> [What the task requires]:
Print all records exactly, leaving nothing out.

[begin Supplied information]

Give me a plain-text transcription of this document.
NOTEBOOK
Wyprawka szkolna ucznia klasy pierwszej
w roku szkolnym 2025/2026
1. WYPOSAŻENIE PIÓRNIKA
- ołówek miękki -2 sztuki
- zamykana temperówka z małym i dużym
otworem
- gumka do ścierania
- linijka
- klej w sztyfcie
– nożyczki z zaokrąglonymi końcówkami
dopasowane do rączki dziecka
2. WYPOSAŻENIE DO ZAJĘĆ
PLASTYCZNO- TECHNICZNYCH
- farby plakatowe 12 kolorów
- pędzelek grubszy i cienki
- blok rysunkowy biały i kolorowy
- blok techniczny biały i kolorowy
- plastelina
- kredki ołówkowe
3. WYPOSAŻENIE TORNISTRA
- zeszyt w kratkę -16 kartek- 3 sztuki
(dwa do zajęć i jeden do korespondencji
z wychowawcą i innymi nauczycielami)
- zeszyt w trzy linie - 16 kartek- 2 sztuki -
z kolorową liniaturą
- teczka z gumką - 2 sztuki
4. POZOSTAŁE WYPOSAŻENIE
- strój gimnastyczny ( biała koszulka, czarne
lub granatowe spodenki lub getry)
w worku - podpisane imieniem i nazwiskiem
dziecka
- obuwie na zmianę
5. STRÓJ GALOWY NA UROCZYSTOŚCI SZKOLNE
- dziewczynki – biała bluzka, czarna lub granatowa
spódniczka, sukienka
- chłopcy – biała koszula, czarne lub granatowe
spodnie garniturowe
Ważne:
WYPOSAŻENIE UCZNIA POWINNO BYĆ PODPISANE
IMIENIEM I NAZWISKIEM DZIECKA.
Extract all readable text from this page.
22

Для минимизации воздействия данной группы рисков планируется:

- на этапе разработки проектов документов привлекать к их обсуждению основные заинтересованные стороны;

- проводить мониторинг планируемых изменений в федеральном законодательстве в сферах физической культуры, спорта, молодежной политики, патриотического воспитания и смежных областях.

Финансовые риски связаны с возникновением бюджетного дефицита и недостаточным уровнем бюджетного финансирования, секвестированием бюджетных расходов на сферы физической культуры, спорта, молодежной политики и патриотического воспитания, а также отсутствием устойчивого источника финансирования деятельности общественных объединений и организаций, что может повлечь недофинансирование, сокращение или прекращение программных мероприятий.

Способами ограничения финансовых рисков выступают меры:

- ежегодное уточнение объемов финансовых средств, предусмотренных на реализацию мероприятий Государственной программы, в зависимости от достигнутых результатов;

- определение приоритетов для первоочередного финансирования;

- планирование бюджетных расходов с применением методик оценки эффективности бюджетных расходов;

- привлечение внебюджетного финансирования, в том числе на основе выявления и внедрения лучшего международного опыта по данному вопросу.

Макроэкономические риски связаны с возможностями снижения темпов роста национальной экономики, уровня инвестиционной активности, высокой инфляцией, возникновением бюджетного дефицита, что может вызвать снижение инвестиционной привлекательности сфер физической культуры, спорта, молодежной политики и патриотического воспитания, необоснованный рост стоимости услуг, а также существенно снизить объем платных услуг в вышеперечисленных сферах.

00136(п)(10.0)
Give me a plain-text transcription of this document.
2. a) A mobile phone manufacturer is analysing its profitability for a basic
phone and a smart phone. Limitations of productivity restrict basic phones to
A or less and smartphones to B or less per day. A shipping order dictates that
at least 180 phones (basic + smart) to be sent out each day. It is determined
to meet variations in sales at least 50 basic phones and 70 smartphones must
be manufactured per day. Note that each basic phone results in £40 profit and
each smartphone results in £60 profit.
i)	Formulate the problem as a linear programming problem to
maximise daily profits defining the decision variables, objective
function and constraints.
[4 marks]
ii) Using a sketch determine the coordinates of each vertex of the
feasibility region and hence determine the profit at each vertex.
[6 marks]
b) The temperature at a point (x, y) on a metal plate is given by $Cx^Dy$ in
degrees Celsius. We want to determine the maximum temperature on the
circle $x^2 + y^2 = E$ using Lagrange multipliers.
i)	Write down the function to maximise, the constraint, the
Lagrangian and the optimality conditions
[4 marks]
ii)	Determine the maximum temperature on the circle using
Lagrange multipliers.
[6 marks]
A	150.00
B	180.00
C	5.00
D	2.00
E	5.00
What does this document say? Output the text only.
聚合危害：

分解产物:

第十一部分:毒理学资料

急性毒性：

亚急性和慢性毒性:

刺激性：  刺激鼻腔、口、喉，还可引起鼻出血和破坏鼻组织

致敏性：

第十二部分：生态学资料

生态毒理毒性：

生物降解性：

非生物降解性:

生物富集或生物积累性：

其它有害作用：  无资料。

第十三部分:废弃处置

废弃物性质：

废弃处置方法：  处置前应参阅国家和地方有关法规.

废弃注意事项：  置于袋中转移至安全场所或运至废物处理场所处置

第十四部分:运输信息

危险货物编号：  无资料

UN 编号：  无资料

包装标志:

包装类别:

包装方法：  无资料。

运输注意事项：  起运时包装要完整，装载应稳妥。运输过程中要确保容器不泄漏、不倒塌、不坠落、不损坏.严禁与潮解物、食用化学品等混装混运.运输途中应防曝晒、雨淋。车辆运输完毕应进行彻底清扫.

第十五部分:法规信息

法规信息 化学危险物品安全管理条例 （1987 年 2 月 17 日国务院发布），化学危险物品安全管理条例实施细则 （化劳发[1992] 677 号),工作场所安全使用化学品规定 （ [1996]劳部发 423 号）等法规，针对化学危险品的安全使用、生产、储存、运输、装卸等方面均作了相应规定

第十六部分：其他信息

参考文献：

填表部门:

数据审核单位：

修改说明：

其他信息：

[end Supplied information]

> [Response to the task]:
Give me a plain-text transcription of this document.
NOTEBOOK
Wyprawka szkolna ucznia klasy pierwszej
w roku szkolnym 2025/2026
1. WYPOSAŻENIE PIÓRNIKA
- ołówek miękki -2 sztuki
- zamykana temperówka z małym i dużym
otworem
- gumka do ścierania
- linijka
- klej w sztyfcie
– nożyczki z zaokrąglonymi końcówkami
dopasowane do rączki dziecka
2. WYPOSAŻENIE DO ZAJĘĆ
PLASTYCZNO- TECHNICZNYCH
- farby plakatowe 12 kolorów
- pędzelek grubszy i cienki
- blok rysunkowy biały i kolorowy
- blok techniczny biały i kolorowy
- plastelina
- kredki ołówkowe
3. WYPOSAŻENIE TORNISTRA
- zeszyt w kratkę -16 kartek- 3 sztuki
(dwa do zajęć i jeden do korespondencji
z wychowawcą i innymi nauczycielami)
- zeszyt w trzy linie - 16 kartek- 2 sztuki -
z kolorową liniaturą
- teczka z gumką - 2 sztuki
4. POZOSTAŁE WYPOSAŻENIE
- strój gimnastyczny ( biała koszulka, czarne
lub granatowe spodenki lub getry)
w worku - podpisane imieniem i nazwiskiem
dziecka
- obuwie na zmianę
5. STRÓJ GALOWY NA UROCZYSTOŚCI SZKOLNE
- dziewczynki – biała bluzka, czarna lub granatowa
spódniczka, sukienka
- chłopcy – biała koszula, czarne lub granatowe
spodnie garniturowe
Ważne:
WYPOSAŻENIE UCZNIA POWINNO BYĆ PODPISANE
IMIENIEM I NAZWISKIEM DZIECKA.
Extract all readable text from this page.
22

Для минимизации воздействия данной группы рисков планируется:

- на этапе разработки проектов документов привлекать к их обсуждению основные заинтересованные стороны;

- проводить мониторинг планируемых изменений в федеральном законодательстве в сферах физической культуры, спорта, молодежной политики, патриотического воспитания и смежных областях.

Финансовые риски связаны с возникновением бюджетного дефицита и недостаточным уровнем бюджетного финансирования, секвестированием бюджетных расходов на сферы физической культуры, спорта, молодежной политики и патриотического воспитания, а также отсутствием устойчивого источника финансирования деятельности общественных объединений и организаций, что может повлечь недофинансирование, сокращение или прекращение программных мероприятий.

Способами ограничения финансовых рисков выступают меры:

- ежегодное уточнение объемов финансовых средств, предусмотренных на реализацию мероприятий Государственной программы, в зависимости от достигнутых результатов;

- определение приоритетов для первоочередного финансирования;

- планирование бюджетных расходов с применением методик оценки эффективности бюджетных расходов;

- привлечение внебюджетного финансирования, в том числе на основе выявления и внедрения лучшего международного опыта по данному вопросу.

Макроэкономические риски связаны с возможностями снижения темпов роста национальной экономики, уровня инвестиционной активности, высокой инфляцией, возникновением бюджетного дефицита, что может вызвать снижение инвестиционной привлекательности сфер физической культуры, спорта, молодежной политики и патриотического воспитания, необоснованный рост стоимости услуг, а также существенно снизить объем платных услуг в вышеперечисленных сферах.

00136(п)(10.0)
Give me a plain-text transcription of this document.
2. a) A mobile phone manufacturer is analysing its profitability for a basic
phone and a smart phone. Limitations of productivity restrict basic phones to
A or less and smartphones to B or less per day. A shipping order dictates that
at least 180 phones (basic + smart) to be sent out each day. It is determined
to meet variations in sales at least 50 basic phones and 70 smartphones must
be manufactured per day. Note that each basic phone results in £40 profit and
each smartphone results in £60 profit.
i)	Formulate the problem as a linear programming problem to
maximise daily profits defining the decision variables, objective
function and constraints.
[4 marks]
ii) Using a sketch determine the coordinates of each vertex of the
feasibility region and hence determine the profit at each vertex.
[6 marks]
b) The temperature at a point (x, y) on a metal plate is given by $Cx^Dy$ in
degrees Celsius. We want to determine the maximum temperature on the
circle $x^2 + y^2 = E$ using Lagrange multipliers.
i)	Write down the function to maximise, the constraint, the
Lagrangian and the optimality conditions
[4 marks]
ii)	Determine the maximum temperature on the circle using
Lagrange multipliers.
[6 marks]
A	150.00
B	180.00
C	5.00
D	2.00
E	5.00
What does this document say? Output the text only.
聚合危害：

分解产物:

第十一部分:毒理学资料

急性毒性：

亚急性和慢性毒性:

刺激性：  刺激鼻腔、口、喉，还可引起鼻出血和破坏鼻组织

致敏性：

第十二部分：生态学资料

生态毒理毒性：

生物降解性：

非生物降解性:

生物富集或生物积累性：

其它有害作用：  无资料。

第十三部分:废弃处置

废弃物性质：

废弃处置方法：  处置前应参阅国家和地方有关法规.

废弃注意事项：  置于袋中转移至安全场所或运至废物处理场所处置

第十四部分:运输信息

危险货物编号：  无资料

UN 编号：  无资料

包装标志:

包装类别:

包装方法：  无资料。

运输注意事项：  起运时包装要完整，装载应稳妥。运输过程中要确保容器不泄漏、不倒塌、不坠落、不损坏.严禁与潮解物、食用化学品等混装混运.运输途中应防曝晒、雨淋。车辆运输完毕应进行彻底清扫.

第十五部分:法规信息

法规信息 化学危险物品安全管理条例 （1987 年 2 月 17 日国务院发布），化学危险物品安全管理条例实施细则 （化劳发[1992] 677 号),工作场所安全使用化学品规定 （ [1996]劳部发 423 号）等法规，针对化学危险品的安全使用、生产、储存、运输、装卸等方面均作了相应规定

第十六部分：其他信息

参考文献：

填表部门:

数据审核单位：

修改说明：

其他信息：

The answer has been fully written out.